Problem statement: Could you extract every entry below and reproduce it exactly?
# # # # #
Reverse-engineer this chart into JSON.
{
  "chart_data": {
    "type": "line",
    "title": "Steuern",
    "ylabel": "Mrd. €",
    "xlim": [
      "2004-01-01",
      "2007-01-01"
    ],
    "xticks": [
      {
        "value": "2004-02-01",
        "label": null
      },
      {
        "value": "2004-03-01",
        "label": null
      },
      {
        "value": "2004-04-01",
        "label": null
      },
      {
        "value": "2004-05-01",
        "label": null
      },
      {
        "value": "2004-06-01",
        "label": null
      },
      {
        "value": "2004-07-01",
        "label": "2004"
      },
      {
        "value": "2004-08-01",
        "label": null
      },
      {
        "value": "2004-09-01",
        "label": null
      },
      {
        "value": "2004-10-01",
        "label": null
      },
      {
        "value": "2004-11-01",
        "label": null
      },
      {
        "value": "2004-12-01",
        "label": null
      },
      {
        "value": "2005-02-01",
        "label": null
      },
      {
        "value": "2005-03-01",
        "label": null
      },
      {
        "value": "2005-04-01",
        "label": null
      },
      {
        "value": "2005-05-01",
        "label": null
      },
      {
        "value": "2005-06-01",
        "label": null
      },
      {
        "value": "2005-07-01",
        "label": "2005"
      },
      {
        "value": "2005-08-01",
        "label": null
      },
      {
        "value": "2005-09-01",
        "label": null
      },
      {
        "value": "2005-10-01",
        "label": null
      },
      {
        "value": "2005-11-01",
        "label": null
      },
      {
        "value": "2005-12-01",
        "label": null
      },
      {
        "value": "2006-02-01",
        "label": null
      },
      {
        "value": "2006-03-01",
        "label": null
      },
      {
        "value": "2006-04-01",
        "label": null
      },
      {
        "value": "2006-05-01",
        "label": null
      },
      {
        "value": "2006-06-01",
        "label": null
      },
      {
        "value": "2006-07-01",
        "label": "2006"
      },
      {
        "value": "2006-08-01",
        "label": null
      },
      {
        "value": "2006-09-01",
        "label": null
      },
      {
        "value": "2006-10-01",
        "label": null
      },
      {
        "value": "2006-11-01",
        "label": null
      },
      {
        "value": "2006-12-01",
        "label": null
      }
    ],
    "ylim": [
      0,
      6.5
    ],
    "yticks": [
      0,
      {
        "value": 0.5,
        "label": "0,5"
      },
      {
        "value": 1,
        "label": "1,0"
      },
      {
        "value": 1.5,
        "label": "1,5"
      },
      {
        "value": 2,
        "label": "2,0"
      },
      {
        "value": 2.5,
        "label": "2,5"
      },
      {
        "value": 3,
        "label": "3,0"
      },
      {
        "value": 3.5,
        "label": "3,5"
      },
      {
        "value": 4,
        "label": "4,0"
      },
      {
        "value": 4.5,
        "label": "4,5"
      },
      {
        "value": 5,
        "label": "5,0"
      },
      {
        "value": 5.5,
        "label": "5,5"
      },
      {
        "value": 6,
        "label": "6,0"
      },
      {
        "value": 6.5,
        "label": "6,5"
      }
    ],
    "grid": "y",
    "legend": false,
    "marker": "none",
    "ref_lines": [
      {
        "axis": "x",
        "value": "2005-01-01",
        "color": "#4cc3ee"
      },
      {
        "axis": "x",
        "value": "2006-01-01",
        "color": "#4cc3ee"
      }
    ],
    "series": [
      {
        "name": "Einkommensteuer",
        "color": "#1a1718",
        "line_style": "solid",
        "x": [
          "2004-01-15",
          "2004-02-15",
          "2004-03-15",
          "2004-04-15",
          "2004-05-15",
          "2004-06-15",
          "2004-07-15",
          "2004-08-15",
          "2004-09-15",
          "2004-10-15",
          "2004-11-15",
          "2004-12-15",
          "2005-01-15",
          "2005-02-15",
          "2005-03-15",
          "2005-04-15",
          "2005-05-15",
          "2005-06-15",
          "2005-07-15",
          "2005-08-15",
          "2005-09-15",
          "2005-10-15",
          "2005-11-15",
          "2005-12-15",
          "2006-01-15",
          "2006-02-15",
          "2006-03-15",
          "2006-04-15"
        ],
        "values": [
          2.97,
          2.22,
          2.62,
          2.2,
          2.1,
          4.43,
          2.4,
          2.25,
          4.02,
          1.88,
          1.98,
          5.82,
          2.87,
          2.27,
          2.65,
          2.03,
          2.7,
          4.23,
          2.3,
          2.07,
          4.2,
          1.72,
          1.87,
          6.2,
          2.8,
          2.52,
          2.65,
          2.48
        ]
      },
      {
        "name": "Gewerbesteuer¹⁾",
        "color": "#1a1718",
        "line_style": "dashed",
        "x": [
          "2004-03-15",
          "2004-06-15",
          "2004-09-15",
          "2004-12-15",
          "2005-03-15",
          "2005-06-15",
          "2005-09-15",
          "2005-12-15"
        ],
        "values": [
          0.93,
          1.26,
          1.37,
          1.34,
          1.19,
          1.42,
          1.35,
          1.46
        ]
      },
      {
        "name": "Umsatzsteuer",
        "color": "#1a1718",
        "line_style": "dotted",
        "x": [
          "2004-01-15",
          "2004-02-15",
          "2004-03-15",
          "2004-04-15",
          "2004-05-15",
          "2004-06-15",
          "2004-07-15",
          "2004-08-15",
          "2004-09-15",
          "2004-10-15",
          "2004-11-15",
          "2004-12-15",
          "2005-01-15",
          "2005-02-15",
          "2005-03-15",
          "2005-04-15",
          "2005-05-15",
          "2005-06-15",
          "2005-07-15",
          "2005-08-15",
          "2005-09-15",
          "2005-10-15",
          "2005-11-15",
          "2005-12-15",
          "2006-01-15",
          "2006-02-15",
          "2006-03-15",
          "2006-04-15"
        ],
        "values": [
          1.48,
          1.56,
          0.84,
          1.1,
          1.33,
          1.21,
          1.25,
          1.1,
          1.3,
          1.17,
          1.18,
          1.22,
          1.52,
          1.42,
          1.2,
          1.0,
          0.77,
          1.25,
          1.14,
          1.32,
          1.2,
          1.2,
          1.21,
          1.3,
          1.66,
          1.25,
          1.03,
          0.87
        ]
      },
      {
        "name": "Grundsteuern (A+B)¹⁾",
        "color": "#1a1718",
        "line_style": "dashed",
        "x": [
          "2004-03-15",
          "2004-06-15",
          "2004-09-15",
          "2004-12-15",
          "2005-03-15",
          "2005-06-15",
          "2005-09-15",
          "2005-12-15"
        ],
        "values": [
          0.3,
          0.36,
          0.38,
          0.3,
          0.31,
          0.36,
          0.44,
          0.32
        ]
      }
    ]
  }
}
# # # # #
Result of this task:
Reverse-engineer this chart into JSON.
{
  "chart_data": {
    "type": "line",
    "title": "Steuern",
    "ylabel": "Mrd. €",
    "xlim": [
      "2004-01-01",
      "2007-01-01"
    ],
    "xticks": [
      {
        "value": "2004-02-01",
        "label": null
      },
      {
        "value": "2004-03-01",
        "label": null
      },
      {
        "value": "2004-04-01",
        "label": null
      },
      {
        "value": "2004-05-01",
        "label": null
      },
      {
        "value": "2004-06-01",
        "label": null
      },
      {
        "value": "2004-07-01",
        "label": "2004"
      },
      {
        "value": "2004-08-01",
        "label": null
      },
      {
        "value": "2004-09-01",
        "label": null
      },
      {
        "value": "2004-10-01",
        "label": null
      },
      {
        "value": "2004-11-01",
        "label": null
      },
      {
        "value": "2004-12-01",
        "label": null
      },
      {
        "value": "2005-02-01",
        "label": null
      },
      {
        "value": "2005-03-01",
        "label": null
      },
      {
        "value": "2005-04-01",
        "label": null
      },
      {
        "value": "2005-05-01",
        "label": null
      },
      {
        "value": "2005-06-01",
        "label": null
      },
      {
        "value": "2005-07-01",
        "label": "2005"
      },
      {
        "value": "2005-08-01",
        "label": null
      },
      {
        "value": "2005-09-01",
        "label": null
      },
      {
        "value": "2005-10-01",
        "label": null
      },
      {
        "value": "2005-11-01",
        "label": null
      },
      {
        "value": "2005-12-01",
        "label": null
      },
      {
        "value": "2006-02-01",
        "label": null
      },
      {
        "value": "2006-03-01",
        "label": null
      },
      {
        "value": "2006-04-01",
        "label": null
      },
      {
        "value": "2006-05-01",
        "label": null
      },
      {
        "value": "2006-06-01",
        "label": null
      },
      {
        "value": "2006-07-01",
        "label": "2006"
      },
      {
        "value": "2006-08-01",
        "label": null
      },
      {
        "value": "2006-09-01",
        "label": null
      },
      {
        "value": "2006-10-01",
        "label": null
      },
      {
        "value": "2006-11-01",
        "label": null
      },
      {
        "value": "2006-12-01",
        "label": null
      }
    ],
    "ylim": [
      0,
      6.5
    ],
    "yticks": [
      0,
      {
        "value": 0.5,
        "label": "0,5"
      },
      {
        "value": 1,
        "label": "1,0"
      },
      {
        "value": 1.5,
        "label": "1,5"
      },
      {
        "value": 2,
        "label": "2,0"
      },
      {
        "value": 2.5,
        "label": "2,5"
      },
      {
        "value": 3,
        "label": "3,0"
      },
      {
        "value": 3.5,
        "label": "3,5"
      },
      {
        "value": 4,
        "label": "4,0"
      },
      {
        "value": 4.5,
        "label": "4,5"
      },
      {
        "value": 5,
        "label": "5,0"
      },
      {
        "value": 5.5,
        "label": "5,5"
      },
      {
        "value": 6,
        "label": "6,0"
      },
      {
        "value": 6.5,
        "label": "6,5"
      }
    ],
    "grid": "y",
    "legend": false,
    "marker": "none",
    "ref_lines": [
      {
        "axis": "x",
        "value": "2005-01-01",
        "color": "#4cc3ee"
      },
      {
        "axis": "x",
        "value": "2006-01-01",
        "color": "#4cc3ee"
      }
    ],
    "series": [
      {
        "name": "Einkommensteuer",
        "color": "#1a1718",
        "line_style": "solid",
        "x": [
          "2004-01-15",
          "2004-02-15",
          "2004-03-15",
          "2004-04-15",
          "2004-05-15",
          "2004-06-15",
          "2004-07-15",
          "2004-08-15",
          "2004-09-15",
          "2004-10-15",
          "2004-11-15",
          "2004-12-15",
          "2005-01-15",
          "2005-02-15",
          "2005-03-15",
          "2005-04-15",
          "2005-05-15",
          "2005-06-15",
          "2005-07-15",
          "2005-08-15",
          "2005-09-15",
          "2005-10-15",
          "2005-11-15",
          "2005-12-15",
          "2006-01-15",
          "2006-02-15",
          "2006-03-15",
          "2006-04-15"
        ],
        "values": [
          2.97,
          2.22,
          2.62,
          2.2,
          2.1,
          4.43,
          2.4,
          2.25,
          4.02,
          1.88,
          1.98,
          5.82,
          2.87,
          2.27,
          2.65,
          2.03,
          2.7,
          4.23,
          2.3,
          2.07,
          4.2,
          1.72,
          1.87,
          6.2,
          2.8,
          2.52,
          2.65,
          2.48
        ]
      },
      {
        "name": "Gewerbesteuer¹⁾",
        "color": "#1a1718",
        "line_style": "dashed",
        "x": [
          "2004-03-15",
          "2004-06-15",
          "2004-09-15",
          "2004-12-15",
          "2005-03-15",
          "2005-06-15",
          "2005-09-15",
          "2005-12-15"
        ],
        "values": [
          0.93,
          1.26,
          1.37,
          1.34,
          1.19,
          1.42,
          1.35,
          1.46
        ]
      },
      {
        "name": "Umsatzsteuer",
        "color": "#1a1718",
        "line_style": "dotted",
        "x": [
          "2004-01-15",
          "2004-02-15",
          "2004-03-15",
          "2004-04-15",
          "2004-05-15",
          "2004-06-15",
          "2004-07-15",
          "2004-08-15",
          "2004-09-15",
          "2004-10-15",
          "2004-11-15",
          "2004-12-15",
          "2005-01-15",
          "2005-02-15",
          "2005-03-15",
          "2005-04-15",
          "2005-05-15",
          "2005-06-15",
          "2005-07-15",
          "2005-08-15",
          "2005-09-15",
          "2005-10-15",
          "2005-11-15",
          "2005-12-15",
          "2006-01-15",
          "2006-02-15",
          "2006-03-15",
          "2006-04-15"
        ],
        "values": [
          1.48,
          1.56,
          0.84,
          1.1,
          1.33,
          1.21,
          1.25,
          1.1,
          1.3,
          1.17,
          1.18,
          1.22,
          1.52,
          1.42,
          1.2,
          1.0,
          0.77,
          1.25,
          1.14,
          1.32,
          1.2,
          1.2,
          1.21,
          1.3,
          1.66,
          1.25,
          1.03,
          0.87
        ]
      },
      {
        "name": "Grundsteuern (A+B)¹⁾",
        "color": "#1a1718",
        "line_style": "dashed",
        "x": [
          "2004-03-15",
          "2004-06-15",
          "2004-09-15",
          "2004-12-15",
          "2005-03-15",
          "2005-06-15",
          "2005-09-15",
          "2005-12-15"
        ],
        "values": [
          0.3,
          0.36,
          0.38,
          0.3,
          0.31,
          0.36,
          0.44,
          0.32
        ]
      }
    ]
  }
}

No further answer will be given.